* [INSTRUCTION] Set down every entry word for word. Omit the pictures.

* [SOURCE DATA]

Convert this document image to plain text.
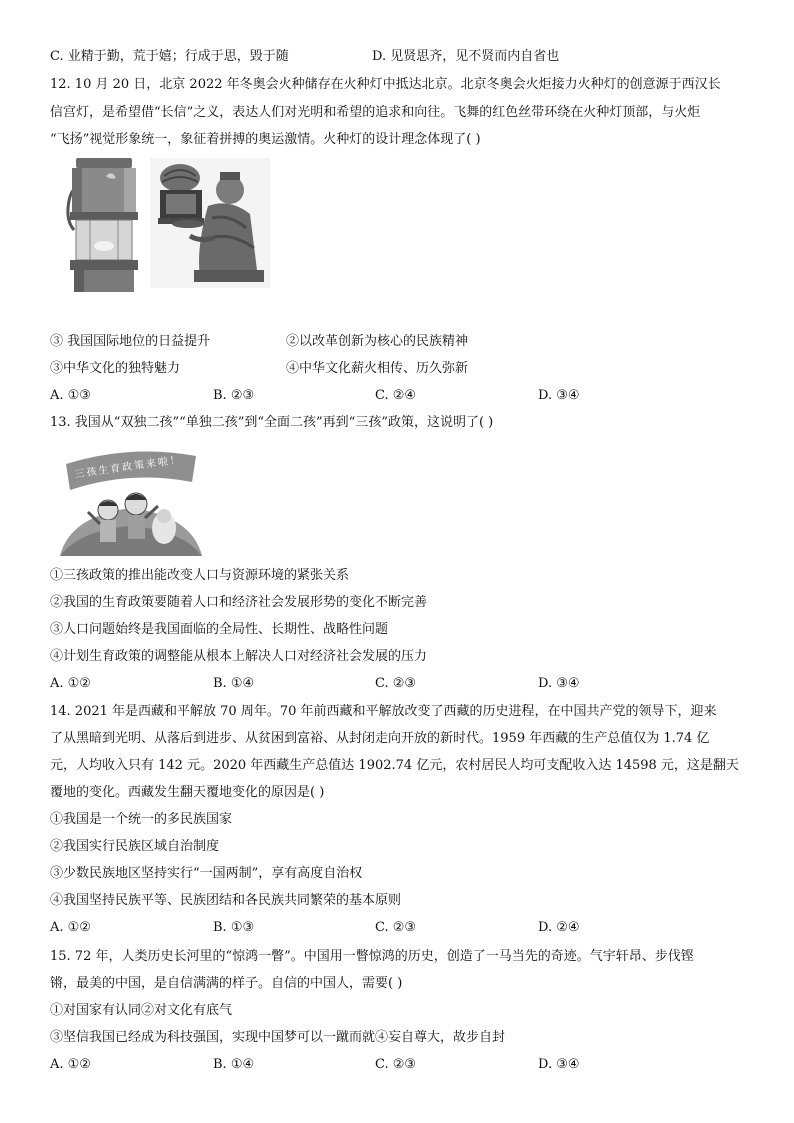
C. 业精于勤，荒于嬉；行成于思，毁于随	D. 见贤思齐，见不贤而内自省也
12. 10 月 20 日，北京 2022 年冬奥会火种储存在火种灯中抵达北京。北京冬奥会火炬接力火种灯的创意源于西汉长
信宫灯，是希望借“长信”之义，表达人们对光明和希望的追求和向往。飞舞的红色丝带环绕在火种灯顶部，与火炬
“飞扬”视觉形象统一，象征着拼搏的奥运激情。火种灯的设计理念体现了( )
③ 我国国际地位的日益提升	②以改革创新为核心的民族精神
③中华文化的独特魅力	④中华文化薪火相传、历久弥新
A. ①③	B. ②③	C. ②④	D. ③④
13. 我国从“双独二孩”“单独二孩”到“全面二孩”再到“三孩”政策，这说明了( )
三孩生育政策来啦！
①三孩政策的推出能改变人口与资源环境的紧张关系
②我国的生育政策要随着人口和经济社会发展形势的变化不断完善
③人口问题始终是我国面临的全局性、长期性、战略性问题
④计划生育政策的调整能从根本上解决人口对经济社会发展的压力
A. ①②	B. ①④	C. ②③	D. ③④
14. 2021 年是西藏和平解放 70 周年。70 年前西藏和平解放改变了西藏的历史进程，在中国共产党的领导下，迎来
了从黑暗到光明、从落后到进步、从贫困到富裕、从封闭走向开放的新时代。1959 年西藏的生产总值仅为 1.74 亿
元，人均收入只有 142 元。2020 年西藏生产总值达 1902.74 亿元，农村居民人均可支配收入达 14598 元，这是翻天
覆地的变化。西藏发生翻天覆地变化的原因是( )
①我国是一个统一的多民族国家
②我国实行民族区域自治制度
③少数民族地区坚持实行“一国两制”，享有高度自治权
④我国坚持民族平等、民族团结和各民族共同繁荣的基本原则
A. ①②	B. ①③	C. ②③	D. ②④
15. 72 年，人类历史长河里的“惊鸿一瞥”。中国用一瞥惊鸿的历史，创造了一马当先的奇迹。气宇轩昂、步伐铿
锵，最美的中国，是自信满满的样子。自信的中国人，需要( )
①对国家有认同②对文化有底气
③坚信我国已经成为科技强国，实现中国梦可以一蹴而就④妄自尊大，故步自封
A. ①②	B. ①④	C. ②③	D. ③④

* [COMPLETED EXERCISE]
Convert this document image to plain text.
C. 业精于勤，荒于嬉；行成于思，毁于随	D. 见贤思齐，见不贤而内自省也
12. 10 月 20 日，北京 2022 年冬奥会火种储存在火种灯中抵达北京。北京冬奥会火炬接力火种灯的创意源于西汉长
信宫灯，是希望借“长信”之义，表达人们对光明和希望的追求和向往。飞舞的红色丝带环绕在火种灯顶部，与火炬
“飞扬”视觉形象统一，象征着拼搏的奥运激情。火种灯的设计理念体现了( )
③ 我国国际地位的日益提升	②以改革创新为核心的民族精神
③中华文化的独特魅力	④中华文化薪火相传、历久弥新
A. ①③	B. ②③	C. ②④	D. ③④
13. 我国从“双独二孩”“单独二孩”到“全面二孩”再到“三孩”政策，这说明了( )
三孩生育政策来啦！
①三孩政策的推出能改变人口与资源环境的紧张关系
②我国的生育政策要随着人口和经济社会发展形势的变化不断完善
③人口问题始终是我国面临的全局性、长期性、战略性问题
④计划生育政策的调整能从根本上解决人口对经济社会发展的压力
A. ①②	B. ①④	C. ②③	D. ③④
14. 2021 年是西藏和平解放 70 周年。70 年前西藏和平解放改变了西藏的历史进程，在中国共产党的领导下，迎来
了从黑暗到光明、从落后到进步、从贫困到富裕、从封闭走向开放的新时代。1959 年西藏的生产总值仅为 1.74 亿
元，人均收入只有 142 元。2020 年西藏生产总值达 1902.74 亿元，农村居民人均可支配收入达 14598 元，这是翻天
覆地的变化。西藏发生翻天覆地变化的原因是( )
①我国是一个统一的多民族国家
②我国实行民族区域自治制度
③少数民族地区坚持实行“一国两制”，享有高度自治权
④我国坚持民族平等、民族团结和各民族共同繁荣的基本原则
A. ①②	B. ①③	C. ②③	D. ②④
15. 72 年，人类历史长河里的“惊鸿一瞥”。中国用一瞥惊鸿的历史，创造了一马当先的奇迹。气宇轩昂、步伐铿
锵，最美的中国，是自信满满的样子。自信的中国人，需要( )
①对国家有认同②对文化有底气
③坚信我国已经成为科技强国，实现中国梦可以一蹴而就④妄自尊大，故步自封
A. ①②	B. ①④	C. ②③	D. ③④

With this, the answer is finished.